# Exercise description
Work through the data line by line, gathering every line that has the word "JSON".

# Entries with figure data
↓
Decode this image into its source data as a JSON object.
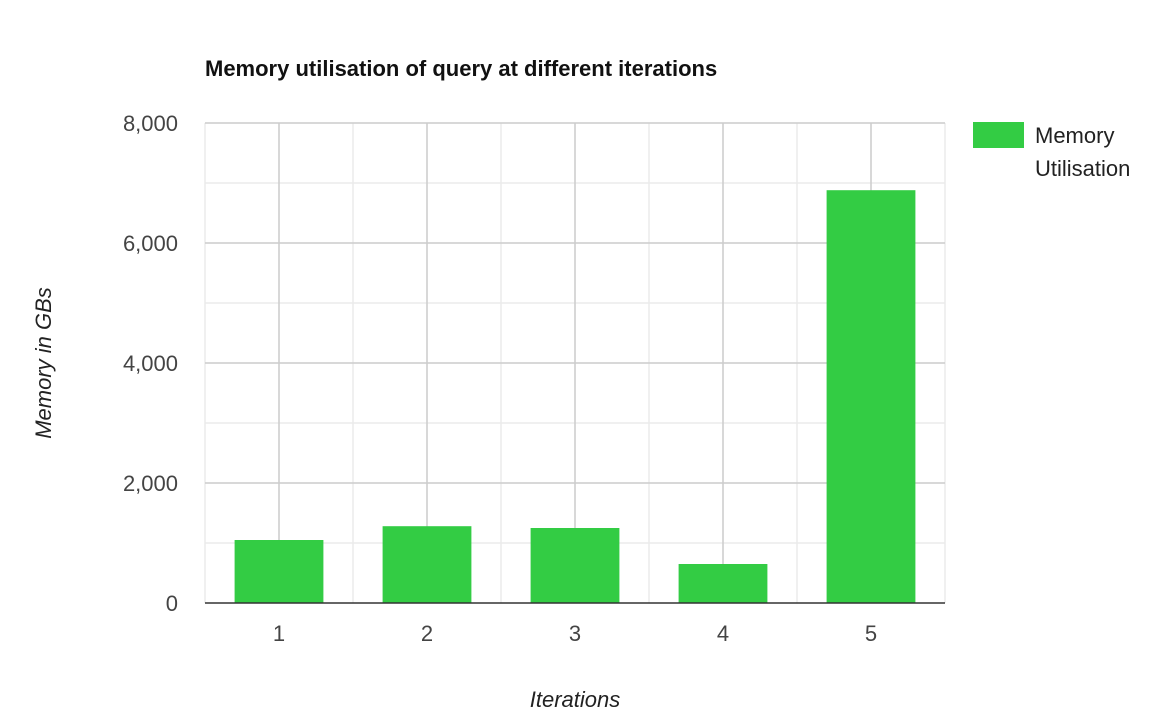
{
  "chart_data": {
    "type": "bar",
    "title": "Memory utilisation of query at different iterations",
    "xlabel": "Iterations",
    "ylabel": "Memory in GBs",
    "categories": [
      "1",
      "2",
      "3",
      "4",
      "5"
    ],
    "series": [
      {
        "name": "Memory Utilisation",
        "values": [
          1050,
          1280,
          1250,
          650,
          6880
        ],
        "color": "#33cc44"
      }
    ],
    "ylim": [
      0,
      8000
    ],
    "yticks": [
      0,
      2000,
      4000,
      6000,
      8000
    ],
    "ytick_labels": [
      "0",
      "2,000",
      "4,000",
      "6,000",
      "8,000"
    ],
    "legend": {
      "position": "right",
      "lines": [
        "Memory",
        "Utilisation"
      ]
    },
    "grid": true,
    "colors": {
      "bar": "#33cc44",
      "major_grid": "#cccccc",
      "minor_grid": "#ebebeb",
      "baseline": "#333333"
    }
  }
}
↑
↓
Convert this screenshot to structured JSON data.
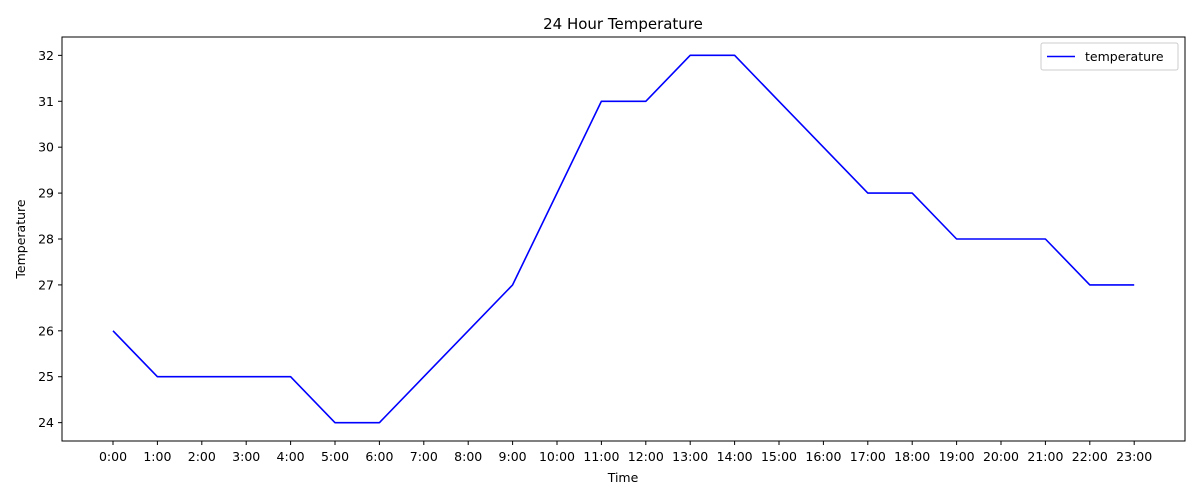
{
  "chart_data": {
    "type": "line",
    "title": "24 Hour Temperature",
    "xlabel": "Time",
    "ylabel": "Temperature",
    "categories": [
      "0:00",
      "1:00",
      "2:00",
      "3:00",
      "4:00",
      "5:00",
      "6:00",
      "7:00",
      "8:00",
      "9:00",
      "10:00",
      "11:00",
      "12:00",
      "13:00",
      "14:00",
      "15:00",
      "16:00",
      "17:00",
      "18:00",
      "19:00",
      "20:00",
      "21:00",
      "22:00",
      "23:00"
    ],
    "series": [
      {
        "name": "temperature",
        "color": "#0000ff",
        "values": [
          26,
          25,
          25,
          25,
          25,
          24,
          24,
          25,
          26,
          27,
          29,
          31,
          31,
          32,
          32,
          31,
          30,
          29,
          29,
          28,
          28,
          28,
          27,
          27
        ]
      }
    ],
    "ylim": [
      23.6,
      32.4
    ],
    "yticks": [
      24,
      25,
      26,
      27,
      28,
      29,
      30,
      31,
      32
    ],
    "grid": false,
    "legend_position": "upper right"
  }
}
↑
# Solution to the problem
Decode this image into its source data as a JSON object.
Convert this screenshot to structured JSON data.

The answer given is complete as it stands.